* Task material:
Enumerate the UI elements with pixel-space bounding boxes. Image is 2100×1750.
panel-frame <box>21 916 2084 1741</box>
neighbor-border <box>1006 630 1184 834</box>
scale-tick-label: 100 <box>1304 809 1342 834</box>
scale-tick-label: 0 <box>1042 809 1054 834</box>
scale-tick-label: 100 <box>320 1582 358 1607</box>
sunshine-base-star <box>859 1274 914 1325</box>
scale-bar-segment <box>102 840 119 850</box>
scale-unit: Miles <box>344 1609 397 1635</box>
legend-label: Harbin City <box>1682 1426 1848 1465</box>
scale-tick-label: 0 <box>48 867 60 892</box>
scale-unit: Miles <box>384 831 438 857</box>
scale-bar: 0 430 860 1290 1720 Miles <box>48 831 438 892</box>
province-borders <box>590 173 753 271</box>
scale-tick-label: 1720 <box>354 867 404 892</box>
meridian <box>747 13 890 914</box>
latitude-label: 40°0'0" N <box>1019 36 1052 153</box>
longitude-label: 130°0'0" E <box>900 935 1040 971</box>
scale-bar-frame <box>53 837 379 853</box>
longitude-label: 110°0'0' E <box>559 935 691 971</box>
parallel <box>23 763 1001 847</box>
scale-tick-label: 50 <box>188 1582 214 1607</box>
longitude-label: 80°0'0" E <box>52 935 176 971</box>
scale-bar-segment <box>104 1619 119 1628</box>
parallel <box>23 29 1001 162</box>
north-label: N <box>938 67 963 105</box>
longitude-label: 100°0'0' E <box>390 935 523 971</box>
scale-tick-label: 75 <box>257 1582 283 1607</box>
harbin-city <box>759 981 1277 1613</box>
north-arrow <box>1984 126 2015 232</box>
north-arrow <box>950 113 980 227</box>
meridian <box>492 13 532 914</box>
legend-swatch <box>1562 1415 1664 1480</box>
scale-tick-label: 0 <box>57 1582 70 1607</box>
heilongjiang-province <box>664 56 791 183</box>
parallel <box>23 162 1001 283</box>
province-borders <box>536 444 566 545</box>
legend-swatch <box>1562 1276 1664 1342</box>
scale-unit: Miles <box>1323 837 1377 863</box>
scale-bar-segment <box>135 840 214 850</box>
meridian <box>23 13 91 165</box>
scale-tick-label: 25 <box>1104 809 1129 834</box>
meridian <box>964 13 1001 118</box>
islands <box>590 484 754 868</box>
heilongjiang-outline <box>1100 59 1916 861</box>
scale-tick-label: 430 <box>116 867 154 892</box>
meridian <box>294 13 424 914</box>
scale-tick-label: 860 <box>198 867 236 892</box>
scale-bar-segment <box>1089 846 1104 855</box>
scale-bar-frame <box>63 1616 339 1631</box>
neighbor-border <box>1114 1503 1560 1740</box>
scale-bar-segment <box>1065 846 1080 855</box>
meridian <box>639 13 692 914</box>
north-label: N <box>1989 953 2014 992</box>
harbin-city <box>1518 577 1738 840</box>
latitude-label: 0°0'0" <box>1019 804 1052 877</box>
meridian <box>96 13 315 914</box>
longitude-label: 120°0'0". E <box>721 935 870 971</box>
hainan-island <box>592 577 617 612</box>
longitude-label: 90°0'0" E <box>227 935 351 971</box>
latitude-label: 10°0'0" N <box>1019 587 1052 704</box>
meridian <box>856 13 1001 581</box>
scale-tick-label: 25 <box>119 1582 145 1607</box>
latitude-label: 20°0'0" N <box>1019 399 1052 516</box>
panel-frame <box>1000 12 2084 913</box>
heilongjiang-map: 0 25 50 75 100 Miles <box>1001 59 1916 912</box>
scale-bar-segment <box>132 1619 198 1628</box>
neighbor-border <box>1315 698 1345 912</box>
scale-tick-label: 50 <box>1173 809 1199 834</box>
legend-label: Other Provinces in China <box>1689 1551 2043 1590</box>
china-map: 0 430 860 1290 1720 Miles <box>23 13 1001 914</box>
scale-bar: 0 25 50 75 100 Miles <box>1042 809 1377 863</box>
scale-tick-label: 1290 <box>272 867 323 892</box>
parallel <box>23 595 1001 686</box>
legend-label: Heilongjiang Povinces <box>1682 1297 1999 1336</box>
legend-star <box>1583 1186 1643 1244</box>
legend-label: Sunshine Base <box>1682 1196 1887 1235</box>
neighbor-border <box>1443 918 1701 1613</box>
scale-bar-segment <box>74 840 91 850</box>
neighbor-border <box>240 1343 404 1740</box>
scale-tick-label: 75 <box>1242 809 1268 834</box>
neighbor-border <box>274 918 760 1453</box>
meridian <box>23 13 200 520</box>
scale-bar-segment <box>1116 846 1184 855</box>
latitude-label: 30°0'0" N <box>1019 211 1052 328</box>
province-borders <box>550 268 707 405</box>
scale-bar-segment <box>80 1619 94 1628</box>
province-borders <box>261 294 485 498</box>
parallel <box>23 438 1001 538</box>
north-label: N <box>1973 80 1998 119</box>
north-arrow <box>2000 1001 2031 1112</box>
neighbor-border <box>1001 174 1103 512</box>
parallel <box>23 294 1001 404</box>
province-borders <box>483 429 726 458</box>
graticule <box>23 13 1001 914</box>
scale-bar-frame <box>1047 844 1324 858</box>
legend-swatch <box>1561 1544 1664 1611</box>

* What to produce:
Please lay out every line of the records above as a JSON list of strings, one string per line, leaving out blank lines.

* Answer to this task:
[
  "Enumerate the UI elements with pixel-space bounding boxes. Image is 2100×1750.",
  "panel-frame <box>21 916 2084 1741</box>",
  "neighbor-border <box>1006 630 1184 834</box>",
  "scale-tick-label: 100 <box>1304 809 1342 834</box>",
  "scale-tick-label: 0 <box>1042 809 1054 834</box>",
  "scale-tick-label: 100 <box>320 1582 358 1607</box>",
  "sunshine-base-star <box>859 1274 914 1325</box>",
  "scale-bar-segment <box>102 840 119 850</box>",
  "scale-unit: Miles <box>344 1609 397 1635</box>",
  "legend-label: Harbin City <box>1682 1426 1848 1465</box>",
  "scale-tick-label: 0 <box>48 867 60 892</box>",
  "scale-unit: Miles <box>384 831 438 857</box>",
  "scale-bar: 0 430 860 1290 1720 Miles <box>48 831 438 892</box>",
  "province-borders <box>590 173 753 271</box>",
  "scale-tick-label: 1720 <box>354 867 404 892</box>",
  "meridian <box>747 13 890 914</box>",
  "latitude-label: 40°0'0\" N <box>1019 36 1052 153</box>",
  "longitude-label: 130°0'0\" E <box>900 935 1040 971</box>",
  "scale-bar-frame <box>53 837 379 853</box>",
  "longitude-label: 110°0'0' E <box>559 935 691 971</box>",
  "parallel <box>23 763 1001 847</box>",
  "scale-tick-label: 50 <box>188 1582 214 1607</box>",
  "longitude-label: 80°0'0\" E <box>52 935 176 971</box>",
  "scale-bar-segment <box>104 1619 119 1628</box>",
  "parallel <box>23 29 1001 162</box>",
  "north-label: N <box>938 67 963 105</box>",
  "longitude-label: 100°0'0' E <box>390 935 523 971</box>",
  "scale-tick-label: 75 <box>257 1582 283 1607</box>",
  "harbin-city <box>759 981 1277 1613</box>",
  "north-arrow <box>1984 126 2015 232</box>",
  "north-arrow <box>950 113 980 227</box>",
  "meridian <box>492 13 532 914</box>",
  "legend-swatch <box>1562 1415 1664 1480</box>",
  "scale-tick-label: 0 <box>57 1582 70 1607</box>",
  "heilongjiang-province <box>664 56 791 183</box>",
  "parallel <box>23 162 1001 283</box>",
  "province-borders <box>536 444 566 545</box>",
  "legend-swatch <box>1562 1276 1664 1342</box>",
  "scale-unit: Miles <box>1323 837 1377 863</box>",
  "scale-bar-segment <box>135 840 214 850</box>",
  "meridian <box>23 13 91 165</box>",
  "scale-tick-label: 25 <box>1104 809 1129 834</box>",
  "meridian <box>964 13 1001 118</box>",
  "islands <box>590 484 754 868</box>",
  "heilongjiang-outline <box>1100 59 1916 861</box>",
  "scale-tick-label: 430 <box>116 867 154 892</box>",
  "meridian <box>294 13 424 914</box>",
  "scale-tick-label: 860 <box>198 867 236 892</box>",
  "scale-bar-segment <box>1089 846 1104 855</box>",
  "scale-bar-frame <box>63 1616 339 1631</box>",
  "neighbor-border <box>1114 1503 1560 1740</box>",
  "scale-bar-segment <box>1065 846 1080 855</box>",
  "meridian <box>639 13 692 914</box>",
  "north-label: N <box>1989 953 2014 992</box>",
  "harbin-city <box>1518 577 1738 840</box>",
  "latitude-label: 0°0'0\" <box>1019 804 1052 877</box>",
  "meridian <box>96 13 315 914</box>",
  "longitude-label: 120°0'0\". E <box>721 935 870 971</box>",
  "hainan-island <box>592 577 617 612</box>",
  "longitude-label: 90°0'0\" E <box>227 935 351 971</box>",
  "latitude-label: 10°0'0\" N <box>1019 587 1052 704</box>",
  "meridian <box>856 13 1001 581</box>",
  "scale-tick-label: 25 <box>119 1582 145 1607</box>",
  "latitude-label: 20°0'0\" N <box>1019 399 1052 516</box>",
  "panel-frame <box>1000 12 2084 913</box>",
  "heilongjiang-map: 0 25 50 75 100 Miles <box>1001 59 1916 912</box>",
  "scale-bar-segment <box>132 1619 198 1628</box>",
  "neighbor-border <box>1315 698 1345 912</box>",
  "scale-tick-label: 50 <box>1173 809 1199 834</box>",
  "legend-label: Other Provinces in China <box>1689 1551 2043 1590</box>",
  "china-map: 0 430 860 1290 1720 Miles <box>23 13 1001 914</box>",
  "scale-bar: 0 25 50 75 100 Miles <box>1042 809 1377 863</box>",
  "scale-tick-label: 1290 <box>272 867 323 892</box>",
  "parallel <box>23 595 1001 686</box>",
  "legend-label: Heilongjiang Povinces <box>1682 1297 1999 1336</box>",
  "legend-star <box>1583 1186 1643 1244</box>",
  "legend-label: Sunshine Base <box>1682 1196 1887 1235</box>",
  "neighbor-border <box>1443 918 1701 1613</box>",
  "scale-bar-segment <box>74 840 91 850</box>",
  "neighbor-border <box>240 1343 404 1740</box>",
  "scale-tick-label: 75 <box>1242 809 1268 834</box>",
  "neighbor-border <box>274 918 760 1453</box>",
  "meridian <box>23 13 200 520</box>",
  "scale-bar-segment <box>1116 846 1184 855</box>",
  "latitude-label: 30°0'0\" N <box>1019 211 1052 328</box>",
  "province-borders <box>550 268 707 405</box>",
  "scale-bar-segment <box>80 1619 94 1628</box>",
  "province-borders <box>261 294 485 498</box>",
  "parallel <box>23 438 1001 538</box>",
  "north-label: N <box>1973 80 1998 119</box>",
  "north-arrow <box>2000 1001 2031 1112</box>",
  "neighbor-border <box>1001 174 1103 512</box>",
  "parallel <box>23 294 1001 404</box>",
  "province-borders <box>483 429 726 458</box>",
  "graticule <box>23 13 1001 914</box>",
  "scale-bar-frame <box>1047 844 1324 858</box>",
  "legend-swatch <box>1561 1544 1664 1611</box>"
]